Objective:
Render the part of the data that begins with the line containing "x-tick-label: -60 °C [34,286,92,302]" and ends with the line containing "x-tick-label: 60 °C [860,286,912,302]", both lines included, as a JSON list of strings with one string per line and blank lines omitted.
-=-=-
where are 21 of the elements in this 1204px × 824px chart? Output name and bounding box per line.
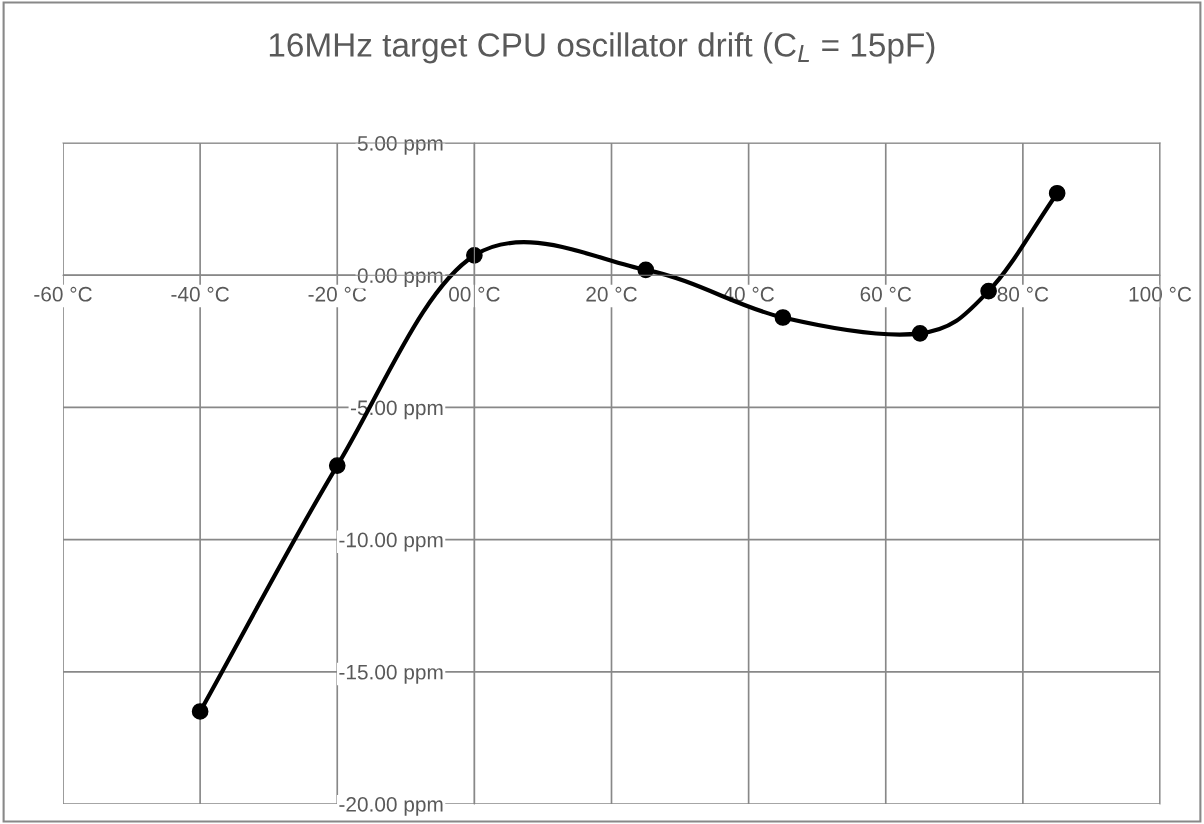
x-tick-label: -60 °C [34,286,92,302]
y-tick-label: 5.00 ppm [357,136,443,155]
point [774,309,792,326]
x-tick-label: 100 °C [1129,286,1192,302]
y-tick-label: -20.00 ppm [339,797,443,816]
x-tick-label: 60 °C [860,286,912,302]
y-tick-label: -10.00 ppm [339,532,443,552]
x-tick-label: 00 °C [449,286,500,302]
chart-title: 16MHz target CPU oscillator drift (C$_{L}$ = 15pF) [269,32,935,64]
y-tick-label: -15.00 ppm [339,664,443,684]
point [911,325,929,342]
point [637,261,655,279]
point [980,282,997,300]
x-tick-label: 20 °C [586,286,637,302]
point [466,247,483,264]
x-tick-label: 80 °C [997,286,1049,302]
y-tick-label: 0.00 ppm [357,268,443,288]
point [1048,184,1066,202]
x-tick-label: -40 °C [171,286,229,302]
point [328,457,346,474]
point [191,703,209,720]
-=-=-
Written solution:
[
  "x-tick-label: -60 °C [34,286,92,302]",
  "y-tick-label: 5.00 ppm [357,136,443,155]",
  "point [774,309,792,326]",
  "x-tick-label: 100 °C [1129,286,1192,302]",
  "y-tick-label: -20.00 ppm [339,797,443,816]",
  "x-tick-label: 60 °C [860,286,912,302]"
]